▶ _What this exercise asks_:
[A] Reproduce the passage on influenza transmission, from "The inferred transmission" up to and including "into the island.".
[B] In the passage on influenza transmission, which tool was used to implement the Bayesian inference model?
[C] Extend the passage on influenza transmission beyond its final sentence.

▶ _Selected excerpt_:
╭──

The inferred transmission trees suggested that the distribution of influenza transmission within the island was similar across the epidemic seasons with the same districts having the highest number of importation and secondary transmissions per case (Arikawa-go, Tainoura-go, Aogata-go and Narao-go). With the presence of the ports connecting the islands to mainland Japan, major tourists’ attraction sides of the island, and the highest number of inhabitants, these districts provide the best opportunities for the influenza transmission in the community. Moreover, people residing within the island but working outside (e.g., Nagasaki city) need to take a ferry from these ports to commute daily to their workplaces. This connectivity to the outside of the island likely contributes to the importation of influenza into the island.

The determinants of onward transmission identified by the regression analysis were consistent throughout all samples generated in the transmission tree inference. The Bayesian inference model, implemented using o2geosocial, was able to identify a robust history of transmission from routinely collected surveillance data (location, age, timing of disease onset). The different parameters estimated in the MCMC converged to consistent means and variances. The sampled transmission tree could not be compared to sequence data or contact tracing investigations to assess their accuracy, however, the results and estimates from the inference are in line with prior results, for instance on the high number of infectious contacts among children27, or the low risk of unreported cases in Japan39, and were robust to sensitivity analysis. We believe this indicates that our findings are reliable. This analysis is therefore an example of how even limited surveillance data can be used to reconstruct complex dynamics of transmission, highlight factors associated with transmission, and inform how to limit the risks of flu outbreak.

╰──

▶ _Input data_:
╭──

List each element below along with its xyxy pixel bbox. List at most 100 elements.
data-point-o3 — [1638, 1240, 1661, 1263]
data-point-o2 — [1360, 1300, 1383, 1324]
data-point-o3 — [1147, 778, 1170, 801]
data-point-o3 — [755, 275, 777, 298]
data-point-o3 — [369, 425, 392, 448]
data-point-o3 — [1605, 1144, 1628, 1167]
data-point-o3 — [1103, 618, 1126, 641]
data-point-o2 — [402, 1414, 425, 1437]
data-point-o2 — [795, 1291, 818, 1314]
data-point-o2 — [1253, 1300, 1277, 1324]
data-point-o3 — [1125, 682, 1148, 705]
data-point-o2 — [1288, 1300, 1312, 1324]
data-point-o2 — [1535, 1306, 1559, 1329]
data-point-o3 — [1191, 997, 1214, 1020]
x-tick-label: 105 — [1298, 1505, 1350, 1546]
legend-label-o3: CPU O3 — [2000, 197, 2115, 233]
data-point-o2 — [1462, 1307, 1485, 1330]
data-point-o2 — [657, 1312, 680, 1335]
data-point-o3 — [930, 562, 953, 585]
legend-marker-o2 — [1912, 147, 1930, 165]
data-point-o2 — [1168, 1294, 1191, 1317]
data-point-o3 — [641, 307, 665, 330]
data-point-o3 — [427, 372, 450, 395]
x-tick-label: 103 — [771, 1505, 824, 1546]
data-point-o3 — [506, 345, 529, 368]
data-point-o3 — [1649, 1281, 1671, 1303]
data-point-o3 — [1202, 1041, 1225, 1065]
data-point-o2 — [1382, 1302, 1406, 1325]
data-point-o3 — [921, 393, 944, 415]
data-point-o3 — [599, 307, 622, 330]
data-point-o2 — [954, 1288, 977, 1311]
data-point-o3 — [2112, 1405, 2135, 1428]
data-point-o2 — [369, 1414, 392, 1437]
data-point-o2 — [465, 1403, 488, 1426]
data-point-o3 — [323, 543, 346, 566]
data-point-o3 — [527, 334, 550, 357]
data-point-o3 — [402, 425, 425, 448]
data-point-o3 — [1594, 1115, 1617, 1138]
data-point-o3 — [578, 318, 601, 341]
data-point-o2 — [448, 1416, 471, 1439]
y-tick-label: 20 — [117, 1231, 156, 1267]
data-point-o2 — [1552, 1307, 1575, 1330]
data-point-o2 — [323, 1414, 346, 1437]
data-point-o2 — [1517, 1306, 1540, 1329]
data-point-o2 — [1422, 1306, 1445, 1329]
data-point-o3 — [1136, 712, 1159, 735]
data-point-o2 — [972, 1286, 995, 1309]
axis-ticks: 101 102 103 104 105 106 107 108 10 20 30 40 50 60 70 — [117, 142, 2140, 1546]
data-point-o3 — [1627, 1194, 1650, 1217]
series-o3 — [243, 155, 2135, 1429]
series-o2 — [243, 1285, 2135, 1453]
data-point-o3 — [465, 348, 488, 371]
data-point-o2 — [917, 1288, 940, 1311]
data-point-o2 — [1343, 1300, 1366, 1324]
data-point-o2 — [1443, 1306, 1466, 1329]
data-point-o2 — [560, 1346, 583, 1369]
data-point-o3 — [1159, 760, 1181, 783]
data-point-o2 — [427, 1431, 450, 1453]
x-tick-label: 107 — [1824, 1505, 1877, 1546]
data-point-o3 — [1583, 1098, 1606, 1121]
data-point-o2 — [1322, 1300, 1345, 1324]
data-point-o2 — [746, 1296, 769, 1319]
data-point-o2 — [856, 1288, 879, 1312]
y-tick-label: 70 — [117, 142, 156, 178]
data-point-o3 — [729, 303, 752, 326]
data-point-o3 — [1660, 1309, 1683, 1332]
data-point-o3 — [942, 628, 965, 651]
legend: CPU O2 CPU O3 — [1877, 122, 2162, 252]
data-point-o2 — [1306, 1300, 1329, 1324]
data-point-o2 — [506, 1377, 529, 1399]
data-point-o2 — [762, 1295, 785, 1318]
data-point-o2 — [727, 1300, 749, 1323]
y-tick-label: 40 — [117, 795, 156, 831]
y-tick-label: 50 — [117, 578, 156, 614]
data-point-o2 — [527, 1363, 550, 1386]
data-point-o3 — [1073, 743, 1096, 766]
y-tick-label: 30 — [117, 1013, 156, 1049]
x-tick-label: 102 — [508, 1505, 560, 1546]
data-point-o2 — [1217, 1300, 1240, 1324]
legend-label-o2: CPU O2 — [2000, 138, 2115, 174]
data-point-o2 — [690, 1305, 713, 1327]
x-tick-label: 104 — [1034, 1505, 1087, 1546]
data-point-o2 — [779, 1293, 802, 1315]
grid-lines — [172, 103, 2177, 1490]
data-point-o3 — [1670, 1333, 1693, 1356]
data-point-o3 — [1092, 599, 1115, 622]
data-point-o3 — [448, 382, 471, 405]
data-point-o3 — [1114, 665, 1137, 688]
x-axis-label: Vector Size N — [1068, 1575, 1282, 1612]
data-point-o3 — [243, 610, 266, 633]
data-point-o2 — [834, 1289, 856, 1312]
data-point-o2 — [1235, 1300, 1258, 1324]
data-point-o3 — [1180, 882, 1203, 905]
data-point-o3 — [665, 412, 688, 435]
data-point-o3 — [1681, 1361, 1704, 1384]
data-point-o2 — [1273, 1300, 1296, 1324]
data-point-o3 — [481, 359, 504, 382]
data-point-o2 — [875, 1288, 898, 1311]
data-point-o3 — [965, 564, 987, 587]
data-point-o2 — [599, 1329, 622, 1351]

╰──

▶ _Answer set_:
[A]
The inferred transmission trees suggested that the distribution of influenza transmission within the island was similar across the epidemic seasons with the same districts having the highest number of importation and secondary transmissions per case (Arikawa-go, Tainoura-go, Aogata-go and Narao-go). With the presence of the ports connecting the islands to mainland Japan, major tourists’ attraction sides of the island, and the highest number of inhabitants, these districts provide the best opportunities for the influenza transmission in the community. Moreover, people residing within the island but working outside (e.g., Nagasaki city) need to take a ferry from these ports to commute daily to their workplaces. This connectivity to the outside of the island likely contributes to the importation of influenza into the island.

[B] o2geosocial

[C]
There are several limitations to our study. First, we assumed the same reporting rates across all the seasons we analyzed. Second, influenza transmission is suggested to be influenced by some meteorological variables such as temperature, absolute humidity and precipitation16,51. We did not consider these factors in our analysis. Third, we did not account for the effect of nonpharmaceutical interventions, such as mask wearing and hand hygiene. The period of school closure can also have impact on the transmission dynamics; however, this was not included this in our study. Lastly, district with higher proportion of children may influence the onwards transmissibility and higher infection rates. However, we do not have access to the distribution of age group by district.

Conclusion

Our study used geospatial method to better describe spatiotemporal patterns in a fine-scale epidemiological setting. We show that age, population density, local vaccination coverage, and dominant strain of influenza play a significant role in shaping recurrent influenza spatial patterns across the seasons studied. The local vaccine coverage was found to be strongly associated with the risk of onwards transmission, highlighting the importance to focus public health efforts on achieving high vaccine coverage throughout the island or prioritizing vaccination in areas with high transmission rates. The individual vaccine status may not prevent onwards transmission, though it reduces the susceptibility to infection. Thus, the other social precaution measures such as social distancing, handwashing, and wearing a mask must be practiced once someone is infected. Similar analysis could potentially be reproduced in similar settings (e.g. Oceania and pacific island countries), to study the transmission of influenza or other infectious disease such as COVID-19.